▶ PROBLEM
Would you retype all of these records exactly?

Data entries
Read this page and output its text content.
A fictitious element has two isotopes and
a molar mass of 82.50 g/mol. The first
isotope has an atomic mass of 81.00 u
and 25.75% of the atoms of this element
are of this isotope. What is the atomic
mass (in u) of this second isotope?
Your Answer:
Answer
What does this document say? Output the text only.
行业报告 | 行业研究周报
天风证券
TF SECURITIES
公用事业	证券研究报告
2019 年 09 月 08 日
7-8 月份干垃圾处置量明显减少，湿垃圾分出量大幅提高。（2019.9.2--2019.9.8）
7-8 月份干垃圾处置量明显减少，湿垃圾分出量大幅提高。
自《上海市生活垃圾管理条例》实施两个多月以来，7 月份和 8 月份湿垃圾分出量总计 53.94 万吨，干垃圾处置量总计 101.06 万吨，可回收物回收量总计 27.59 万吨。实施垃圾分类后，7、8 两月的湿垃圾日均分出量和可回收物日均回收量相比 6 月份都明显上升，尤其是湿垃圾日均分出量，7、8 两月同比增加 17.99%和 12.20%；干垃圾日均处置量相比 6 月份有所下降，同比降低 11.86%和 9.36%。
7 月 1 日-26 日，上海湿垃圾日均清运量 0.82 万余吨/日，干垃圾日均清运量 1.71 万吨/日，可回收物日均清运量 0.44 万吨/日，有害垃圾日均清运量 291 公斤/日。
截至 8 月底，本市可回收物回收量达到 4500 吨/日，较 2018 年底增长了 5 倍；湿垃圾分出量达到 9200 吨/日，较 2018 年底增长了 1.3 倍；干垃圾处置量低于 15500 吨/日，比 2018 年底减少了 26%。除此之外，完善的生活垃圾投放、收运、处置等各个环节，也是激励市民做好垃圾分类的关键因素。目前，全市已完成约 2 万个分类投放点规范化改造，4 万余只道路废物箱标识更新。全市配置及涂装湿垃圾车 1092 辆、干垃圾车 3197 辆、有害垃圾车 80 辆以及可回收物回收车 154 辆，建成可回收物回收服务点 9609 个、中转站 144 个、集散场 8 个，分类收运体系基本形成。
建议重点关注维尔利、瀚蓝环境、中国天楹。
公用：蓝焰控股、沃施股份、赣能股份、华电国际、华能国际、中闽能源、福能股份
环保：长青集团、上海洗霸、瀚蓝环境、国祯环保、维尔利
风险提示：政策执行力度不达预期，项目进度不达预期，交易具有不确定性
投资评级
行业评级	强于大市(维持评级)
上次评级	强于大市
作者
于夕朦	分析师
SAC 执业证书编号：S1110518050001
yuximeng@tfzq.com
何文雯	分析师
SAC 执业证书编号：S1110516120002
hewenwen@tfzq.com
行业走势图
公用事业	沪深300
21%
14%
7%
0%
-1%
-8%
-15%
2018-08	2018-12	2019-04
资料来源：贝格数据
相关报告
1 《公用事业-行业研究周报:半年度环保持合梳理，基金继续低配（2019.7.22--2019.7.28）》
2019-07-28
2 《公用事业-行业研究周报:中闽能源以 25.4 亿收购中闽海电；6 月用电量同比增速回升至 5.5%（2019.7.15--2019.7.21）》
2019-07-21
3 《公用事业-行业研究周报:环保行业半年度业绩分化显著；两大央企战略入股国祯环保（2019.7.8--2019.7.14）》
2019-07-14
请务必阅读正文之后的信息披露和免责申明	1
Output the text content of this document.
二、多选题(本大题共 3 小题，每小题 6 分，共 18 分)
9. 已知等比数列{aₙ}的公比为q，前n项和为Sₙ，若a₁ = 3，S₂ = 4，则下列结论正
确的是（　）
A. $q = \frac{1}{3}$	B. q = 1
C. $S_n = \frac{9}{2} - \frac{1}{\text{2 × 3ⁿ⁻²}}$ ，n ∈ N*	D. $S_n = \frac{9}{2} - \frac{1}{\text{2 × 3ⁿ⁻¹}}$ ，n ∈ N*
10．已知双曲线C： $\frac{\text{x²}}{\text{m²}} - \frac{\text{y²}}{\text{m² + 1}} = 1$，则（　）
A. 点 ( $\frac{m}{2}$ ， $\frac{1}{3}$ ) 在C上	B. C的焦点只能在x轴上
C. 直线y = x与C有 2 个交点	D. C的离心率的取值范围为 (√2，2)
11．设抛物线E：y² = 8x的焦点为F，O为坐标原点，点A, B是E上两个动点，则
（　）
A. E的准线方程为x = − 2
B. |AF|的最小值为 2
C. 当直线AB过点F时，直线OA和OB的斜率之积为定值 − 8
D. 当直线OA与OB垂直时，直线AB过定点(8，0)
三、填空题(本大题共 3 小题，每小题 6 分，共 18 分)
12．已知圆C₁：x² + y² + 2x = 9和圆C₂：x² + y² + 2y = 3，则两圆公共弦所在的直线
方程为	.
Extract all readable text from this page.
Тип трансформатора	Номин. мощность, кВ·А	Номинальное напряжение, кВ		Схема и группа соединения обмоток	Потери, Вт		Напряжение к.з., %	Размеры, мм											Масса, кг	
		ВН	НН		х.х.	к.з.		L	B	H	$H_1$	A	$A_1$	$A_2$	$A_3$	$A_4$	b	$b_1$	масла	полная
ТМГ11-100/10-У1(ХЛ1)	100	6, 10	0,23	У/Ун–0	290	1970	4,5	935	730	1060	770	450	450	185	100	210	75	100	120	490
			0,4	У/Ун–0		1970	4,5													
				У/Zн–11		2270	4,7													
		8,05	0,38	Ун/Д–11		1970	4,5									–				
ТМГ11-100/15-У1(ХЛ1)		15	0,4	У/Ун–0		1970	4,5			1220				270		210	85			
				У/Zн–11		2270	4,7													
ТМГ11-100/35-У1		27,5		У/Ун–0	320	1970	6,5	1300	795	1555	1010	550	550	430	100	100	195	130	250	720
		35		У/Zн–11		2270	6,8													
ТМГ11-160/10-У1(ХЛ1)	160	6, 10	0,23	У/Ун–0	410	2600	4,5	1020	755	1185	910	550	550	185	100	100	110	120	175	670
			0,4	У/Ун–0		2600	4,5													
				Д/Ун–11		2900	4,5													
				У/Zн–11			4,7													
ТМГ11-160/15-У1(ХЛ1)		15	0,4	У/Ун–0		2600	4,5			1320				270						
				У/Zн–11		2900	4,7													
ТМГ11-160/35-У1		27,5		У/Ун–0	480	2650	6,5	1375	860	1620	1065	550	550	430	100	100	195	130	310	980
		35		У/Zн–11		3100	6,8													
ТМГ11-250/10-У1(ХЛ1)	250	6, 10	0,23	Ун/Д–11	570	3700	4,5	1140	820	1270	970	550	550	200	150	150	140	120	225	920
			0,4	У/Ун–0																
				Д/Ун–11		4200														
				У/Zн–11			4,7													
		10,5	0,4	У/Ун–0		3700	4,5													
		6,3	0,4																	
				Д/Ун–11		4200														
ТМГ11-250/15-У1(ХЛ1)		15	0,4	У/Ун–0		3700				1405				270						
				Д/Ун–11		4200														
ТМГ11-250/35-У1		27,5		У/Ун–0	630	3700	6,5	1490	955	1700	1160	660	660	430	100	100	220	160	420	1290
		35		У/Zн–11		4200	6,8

▶ PROBLEM SOLUTION
Read this page and output its text content.
A fictitious element has two isotopes and
a molar mass of 82.50 g/mol. The first
isotope has an atomic mass of 81.00 u
and 25.75% of the atoms of this element
are of this isotope. What is the atomic
mass (in u) of this second isotope?
Your Answer:
Answer
What does this document say? Output the text only.
行业报告 | 行业研究周报
天风证券
TF SECURITIES
公用事业	证券研究报告
2019 年 09 月 08 日
7-8 月份干垃圾处置量明显减少，湿垃圾分出量大幅提高。（2019.9.2--2019.9.8）
7-8 月份干垃圾处置量明显减少，湿垃圾分出量大幅提高。
自《上海市生活垃圾管理条例》实施两个多月以来，7 月份和 8 月份湿垃圾分出量总计 53.94 万吨，干垃圾处置量总计 101.06 万吨，可回收物回收量总计 27.59 万吨。实施垃圾分类后，7、8 两月的湿垃圾日均分出量和可回收物日均回收量相比 6 月份都明显上升，尤其是湿垃圾日均分出量，7、8 两月同比增加 17.99%和 12.20%；干垃圾日均处置量相比 6 月份有所下降，同比降低 11.86%和 9.36%。
7 月 1 日-26 日，上海湿垃圾日均清运量 0.82 万余吨/日，干垃圾日均清运量 1.71 万吨/日，可回收物日均清运量 0.44 万吨/日，有害垃圾日均清运量 291 公斤/日。
截至 8 月底，本市可回收物回收量达到 4500 吨/日，较 2018 年底增长了 5 倍；湿垃圾分出量达到 9200 吨/日，较 2018 年底增长了 1.3 倍；干垃圾处置量低于 15500 吨/日，比 2018 年底减少了 26%。除此之外，完善的生活垃圾投放、收运、处置等各个环节，也是激励市民做好垃圾分类的关键因素。目前，全市已完成约 2 万个分类投放点规范化改造，4 万余只道路废物箱标识更新。全市配置及涂装湿垃圾车 1092 辆、干垃圾车 3197 辆、有害垃圾车 80 辆以及可回收物回收车 154 辆，建成可回收物回收服务点 9609 个、中转站 144 个、集散场 8 个，分类收运体系基本形成。
建议重点关注维尔利、瀚蓝环境、中国天楹。
公用：蓝焰控股、沃施股份、赣能股份、华电国际、华能国际、中闽能源、福能股份
环保：长青集团、上海洗霸、瀚蓝环境、国祯环保、维尔利
风险提示：政策执行力度不达预期，项目进度不达预期，交易具有不确定性
投资评级
行业评级	强于大市(维持评级)
上次评级	强于大市
作者
于夕朦	分析师
SAC 执业证书编号：S1110518050001
yuximeng@tfzq.com
何文雯	分析师
SAC 执业证书编号：S1110516120002
hewenwen@tfzq.com
行业走势图
公用事业	沪深300
21%
14%
7%
0%
-1%
-8%
-15%
2018-08	2018-12	2019-04
资料来源：贝格数据
相关报告
1 《公用事业-行业研究周报:半年度环保持合梳理，基金继续低配（2019.7.22--2019.7.28）》
2019-07-28
2 《公用事业-行业研究周报:中闽能源以 25.4 亿收购中闽海电；6 月用电量同比增速回升至 5.5%（2019.7.15--2019.7.21）》
2019-07-21
3 《公用事业-行业研究周报:环保行业半年度业绩分化显著；两大央企战略入股国祯环保（2019.7.8--2019.7.14）》
2019-07-14
请务必阅读正文之后的信息披露和免责申明	1
Output the text content of this document.
二、多选题(本大题共 3 小题，每小题 6 分，共 18 分)
9. 已知等比数列{aₙ}的公比为q，前n项和为Sₙ，若a₁ = 3，S₂ = 4，则下列结论正
确的是（　）
A. $q = \frac{1}{3}$	B. q = 1
C. $S_n = \frac{9}{2} - \frac{1}{\text{2 × 3ⁿ⁻²}}$ ，n ∈ N*	D. $S_n = \frac{9}{2} - \frac{1}{\text{2 × 3ⁿ⁻¹}}$ ，n ∈ N*
10．已知双曲线C： $\frac{\text{x²}}{\text{m²}} - \frac{\text{y²}}{\text{m² + 1}} = 1$，则（　）
A. 点 ( $\frac{m}{2}$ ， $\frac{1}{3}$ ) 在C上	B. C的焦点只能在x轴上
C. 直线y = x与C有 2 个交点	D. C的离心率的取值范围为 (√2，2)
11．设抛物线E：y² = 8x的焦点为F，O为坐标原点，点A, B是E上两个动点，则
（　）
A. E的准线方程为x = − 2
B. |AF|的最小值为 2
C. 当直线AB过点F时，直线OA和OB的斜率之积为定值 − 8
D. 当直线OA与OB垂直时，直线AB过定点(8，0)
三、填空题(本大题共 3 小题，每小题 6 分，共 18 分)
12．已知圆C₁：x² + y² + 2x = 9和圆C₂：x² + y² + 2y = 3，则两圆公共弦所在的直线
方程为	.
Extract all readable text from this page.
Тип трансформатора	Номин. мощность, кВ·А	Номинальное напряжение, кВ		Схема и группа соединения обмоток	Потери, Вт		Напряжение к.з., %	Размеры, мм											Масса, кг	
		ВН	НН		х.х.	к.з.		L	B	H	$H_1$	A	$A_1$	$A_2$	$A_3$	$A_4$	b	$b_1$	масла	полная
ТМГ11-100/10-У1(ХЛ1)	100	6, 10	0,23	У/Ун–0	290	1970	4,5	935	730	1060	770	450	450	185	100	210	75	100	120	490
			0,4	У/Ун–0		1970	4,5													
				У/Zн–11		2270	4,7													
		8,05	0,38	Ун/Д–11		1970	4,5									–				
ТМГ11-100/15-У1(ХЛ1)		15	0,4	У/Ун–0		1970	4,5			1220				270		210	85			
				У/Zн–11		2270	4,7													
ТМГ11-100/35-У1		27,5		У/Ун–0	320	1970	6,5	1300	795	1555	1010	550	550	430	100	100	195	130	250	720
		35		У/Zн–11		2270	6,8													
ТМГ11-160/10-У1(ХЛ1)	160	6, 10	0,23	У/Ун–0	410	2600	4,5	1020	755	1185	910	550	550	185	100	100	110	120	175	670
			0,4	У/Ун–0		2600	4,5													
				Д/Ун–11		2900	4,5													
				У/Zн–11			4,7													
ТМГ11-160/15-У1(ХЛ1)		15	0,4	У/Ун–0		2600	4,5			1320				270						
				У/Zн–11		2900	4,7													
ТМГ11-160/35-У1		27,5		У/Ун–0	480	2650	6,5	1375	860	1620	1065	550	550	430	100	100	195	130	310	980
		35		У/Zн–11		3100	6,8													
ТМГ11-250/10-У1(ХЛ1)	250	6, 10	0,23	Ун/Д–11	570	3700	4,5	1140	820	1270	970	550	550	200	150	150	140	120	225	920
			0,4	У/Ун–0																
				Д/Ун–11		4200														
				У/Zн–11			4,7													
		10,5	0,4	У/Ун–0		3700	4,5													
		6,3	0,4																	
				Д/Ун–11		4200														
ТМГ11-250/15-У1(ХЛ1)		15	0,4	У/Ун–0		3700				1405				270						
				Д/Ун–11		4200														
ТМГ11-250/35-У1		27,5		У/Ун–0	630	3700	6,5	1490	955	1700	1160	660	660	430	100	100	220	160	420	1290
		35		У/Zн–11		4200	6,8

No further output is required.